**TASK REQUIREMENTS**
Print the listing below exactly as it appears, line for line, with no changes.

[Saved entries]
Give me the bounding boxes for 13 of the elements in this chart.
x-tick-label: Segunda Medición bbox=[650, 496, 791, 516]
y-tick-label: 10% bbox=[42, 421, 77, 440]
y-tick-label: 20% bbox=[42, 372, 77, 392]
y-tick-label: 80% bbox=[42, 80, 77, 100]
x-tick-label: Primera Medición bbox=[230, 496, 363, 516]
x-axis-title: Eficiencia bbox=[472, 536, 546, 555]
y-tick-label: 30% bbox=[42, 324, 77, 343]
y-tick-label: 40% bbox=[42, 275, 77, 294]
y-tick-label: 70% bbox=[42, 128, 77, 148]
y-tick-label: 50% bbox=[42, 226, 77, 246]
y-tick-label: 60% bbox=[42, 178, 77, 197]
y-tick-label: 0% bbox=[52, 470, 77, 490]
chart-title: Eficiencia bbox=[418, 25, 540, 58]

**WRITTEN ANSWER**
Give me the bounding boxes for 13 of the elements in this chart.
x-tick-label: Segunda Medición bbox=[650, 496, 791, 516]
y-tick-label: 10% bbox=[42, 421, 77, 440]
y-tick-label: 20% bbox=[42, 372, 77, 392]
y-tick-label: 80% bbox=[42, 80, 77, 100]
x-tick-label: Primera Medición bbox=[230, 496, 363, 516]
x-axis-title: Eficiencia bbox=[472, 536, 546, 555]
y-tick-label: 30% bbox=[42, 324, 77, 343]
y-tick-label: 40% bbox=[42, 275, 77, 294]
y-tick-label: 70% bbox=[42, 128, 77, 148]
y-tick-label: 50% bbox=[42, 226, 77, 246]
y-tick-label: 60% bbox=[42, 178, 77, 197]
y-tick-label: 0% bbox=[52, 470, 77, 490]
chart-title: Eficiencia bbox=[418, 25, 540, 58]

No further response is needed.